=== Records ===
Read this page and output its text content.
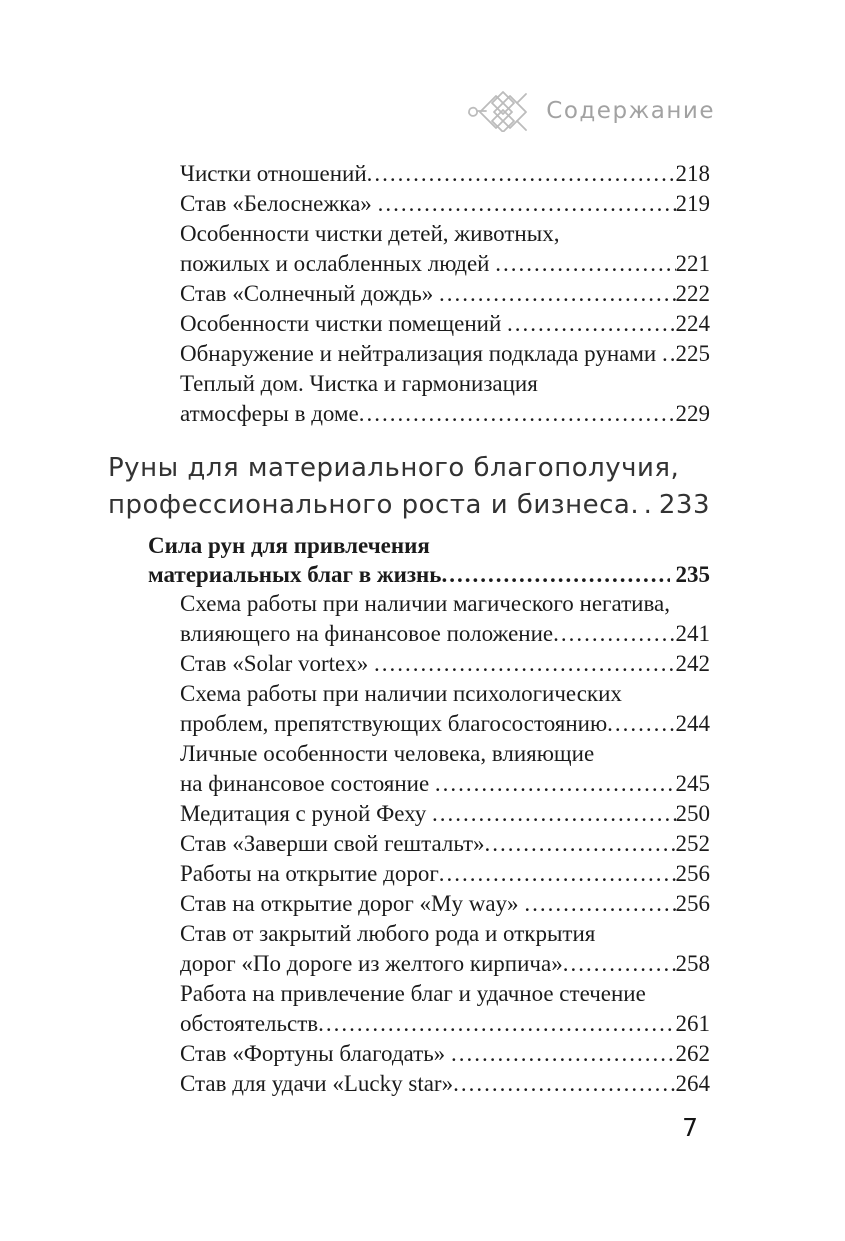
Содержание
Чистки отношений .....	218
Став «Белоснежка» .....	219
Особенности чистки детей, животных,
пожилых и ослабленных людей .....	221
Став «Солнечный дождь» .....	222
Особенности чистки помещений .....	224
Обнаружение и нейтрализация подклада рунами ..... 225
Теплый дом. Чистка и гармонизация
атмосферы в доме .....	229
Руны для материального благополучия,
профессионального роста и бизнеса ..... 233
Сила рун для привлечения
материальных благ в жизнь .....	235
Схема работы при наличии магического негатива,
влияющего на финансовое положение .....	241
Став «Solar vortex» .....	242
Схема работы при наличии психологических
проблем, препятствующих благосостоянию .....	244
Личные особенности человека, влияющие
на финансовое состояние .....	245
Медитация с руной Феху .....	250
Став «Заверши свой гештальт» .....	252
Работы на открытие дорог .....	256
Став на открытие дорог «My way» .....	256
Став от закрытий любого рода и открытия
дорог «По дороге из желтого кирпича» .....	258
Работа на привлечение благ и удачное стечение
обстоятельств .....	261
Став «Фортуны благодать» .....	262
Став для удачи «Lucky star» .....	264
7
===
Problem: Restate the listing above word for word, and skip the pictures.

Output of the task:
Read this page and output its text content.
Содержание
Чистки отношений .....	218
Став «Белоснежка» .....	219
Особенности чистки детей, животных,
пожилых и ослабленных людей .....	221
Став «Солнечный дождь» .....	222
Особенности чистки помещений .....	224
Обнаружение и нейтрализация подклада рунами ..... 225
Теплый дом. Чистка и гармонизация
атмосферы в доме .....	229
Руны для материального благополучия,
профессионального роста и бизнеса ..... 233
Сила рун для привлечения
материальных благ в жизнь .....	235
Схема работы при наличии магического негатива,
влияющего на финансовое положение .....	241
Став «Solar vortex» .....	242
Схема работы при наличии психологических
проблем, препятствующих благосостоянию .....	244
Личные особенности человека, влияющие
на финансовое состояние .....	245
Медитация с руной Феху .....	250
Став «Заверши свой гештальт» .....	252
Работы на открытие дорог .....	256
Став на открытие дорог «My way» .....	256
Став от закрытий любого рода и открытия
дорог «По дороге из желтого кирпича» .....	258
Работа на привлечение благ и удачное стечение
обстоятельств .....	261
Став «Фортуны благодать» .....	262
Став для удачи «Lucky star» .....	264
7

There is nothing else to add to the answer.